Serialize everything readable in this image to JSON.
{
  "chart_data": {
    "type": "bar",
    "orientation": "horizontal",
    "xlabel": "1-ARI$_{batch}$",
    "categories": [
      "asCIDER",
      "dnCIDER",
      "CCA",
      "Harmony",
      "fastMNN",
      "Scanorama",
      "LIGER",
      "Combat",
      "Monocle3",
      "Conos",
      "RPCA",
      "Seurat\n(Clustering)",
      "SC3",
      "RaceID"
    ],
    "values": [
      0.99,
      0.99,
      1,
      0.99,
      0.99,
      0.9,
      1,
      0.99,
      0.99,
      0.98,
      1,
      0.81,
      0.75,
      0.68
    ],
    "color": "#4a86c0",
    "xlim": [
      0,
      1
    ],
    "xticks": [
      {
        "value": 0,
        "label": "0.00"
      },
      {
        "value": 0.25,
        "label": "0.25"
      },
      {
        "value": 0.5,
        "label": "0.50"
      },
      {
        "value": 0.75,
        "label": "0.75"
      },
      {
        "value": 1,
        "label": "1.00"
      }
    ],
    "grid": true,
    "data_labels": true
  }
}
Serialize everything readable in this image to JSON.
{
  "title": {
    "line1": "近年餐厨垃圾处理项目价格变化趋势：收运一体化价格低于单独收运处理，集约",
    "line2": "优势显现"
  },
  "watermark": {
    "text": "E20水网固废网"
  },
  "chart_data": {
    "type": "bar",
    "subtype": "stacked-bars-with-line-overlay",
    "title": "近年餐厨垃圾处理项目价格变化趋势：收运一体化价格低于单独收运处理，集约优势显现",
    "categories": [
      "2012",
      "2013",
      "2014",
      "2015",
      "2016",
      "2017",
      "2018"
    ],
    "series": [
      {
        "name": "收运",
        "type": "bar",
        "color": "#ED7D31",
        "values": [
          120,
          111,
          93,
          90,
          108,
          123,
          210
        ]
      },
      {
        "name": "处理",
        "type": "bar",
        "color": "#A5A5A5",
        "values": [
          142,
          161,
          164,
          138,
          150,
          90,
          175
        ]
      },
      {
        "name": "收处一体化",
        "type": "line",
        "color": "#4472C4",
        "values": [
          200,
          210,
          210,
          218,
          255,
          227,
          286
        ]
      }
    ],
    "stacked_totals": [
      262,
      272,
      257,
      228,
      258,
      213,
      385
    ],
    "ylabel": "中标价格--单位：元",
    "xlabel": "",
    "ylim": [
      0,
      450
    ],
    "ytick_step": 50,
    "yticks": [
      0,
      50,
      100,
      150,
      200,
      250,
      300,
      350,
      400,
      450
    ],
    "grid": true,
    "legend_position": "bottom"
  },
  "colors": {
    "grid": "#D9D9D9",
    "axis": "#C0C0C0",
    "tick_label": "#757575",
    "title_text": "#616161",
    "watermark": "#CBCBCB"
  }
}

## What you have to do
Would you reproduce the material above in full, exactly as given?

## Answer to this exercise
Serialize everything readable in this image to JSON.
{
  "chart_data": {
    "type": "bar",
    "orientation": "horizontal",
    "xlabel": "1-ARI$_{batch}$",
    "categories": [
      "asCIDER",
      "dnCIDER",
      "CCA",
      "Harmony",
      "fastMNN",
      "Scanorama",
      "LIGER",
      "Combat",
      "Monocle3",
      "Conos",
      "RPCA",
      "Seurat\n(Clustering)",
      "SC3",
      "RaceID"
    ],
    "values": [
      0.99,
      0.99,
      1,
      0.99,
      0.99,
      0.9,
      1,
      0.99,
      0.99,
      0.98,
      1,
      0.81,
      0.75,
      0.68
    ],
    "color": "#4a86c0",
    "xlim": [
      0,
      1
    ],
    "xticks": [
      {
        "value": 0,
        "label": "0.00"
      },
      {
        "value": 0.25,
        "label": "0.25"
      },
      {
        "value": 0.5,
        "label": "0.50"
      },
      {
        "value": 0.75,
        "label": "0.75"
      },
      {
        "value": 1,
        "label": "1.00"
      }
    ],
    "grid": true,
    "data_labels": true
  }
}
Serialize everything readable in this image to JSON.
{
  "title": {
    "line1": "近年餐厨垃圾处理项目价格变化趋势：收运一体化价格低于单独收运处理，集约",
    "line2": "优势显现"
  },
  "watermark": {
    "text": "E20水网固废网"
  },
  "chart_data": {
    "type": "bar",
    "subtype": "stacked-bars-with-line-overlay",
    "title": "近年餐厨垃圾处理项目价格变化趋势：收运一体化价格低于单独收运处理，集约优势显现",
    "categories": [
      "2012",
      "2013",
      "2014",
      "2015",
      "2016",
      "2017",
      "2018"
    ],
    "series": [
      {
        "name": "收运",
        "type": "bar",
        "color": "#ED7D31",
        "values": [
          120,
          111,
          93,
          90,
          108,
          123,
          210
        ]
      },
      {
        "name": "处理",
        "type": "bar",
        "color": "#A5A5A5",
        "values": [
          142,
          161,
          164,
          138,
          150,
          90,
          175
        ]
      },
      {
        "name": "收处一体化",
        "type": "line",
        "color": "#4472C4",
        "values": [
          200,
          210,
          210,
          218,
          255,
          227,
          286
        ]
      }
    ],
    "stacked_totals": [
      262,
      272,
      257,
      228,
      258,
      213,
      385
    ],
    "ylabel": "中标价格--单位：元",
    "xlabel": "",
    "ylim": [
      0,
      450
    ],
    "ytick_step": 50,
    "yticks": [
      0,
      50,
      100,
      150,
      200,
      250,
      300,
      350,
      400,
      450
    ],
    "grid": true,
    "legend_position": "bottom"
  },
  "colors": {
    "grid": "#D9D9D9",
    "axis": "#C0C0C0",
    "tick_label": "#757575",
    "title_text": "#616161",
    "watermark": "#CBCBCB"
  }
}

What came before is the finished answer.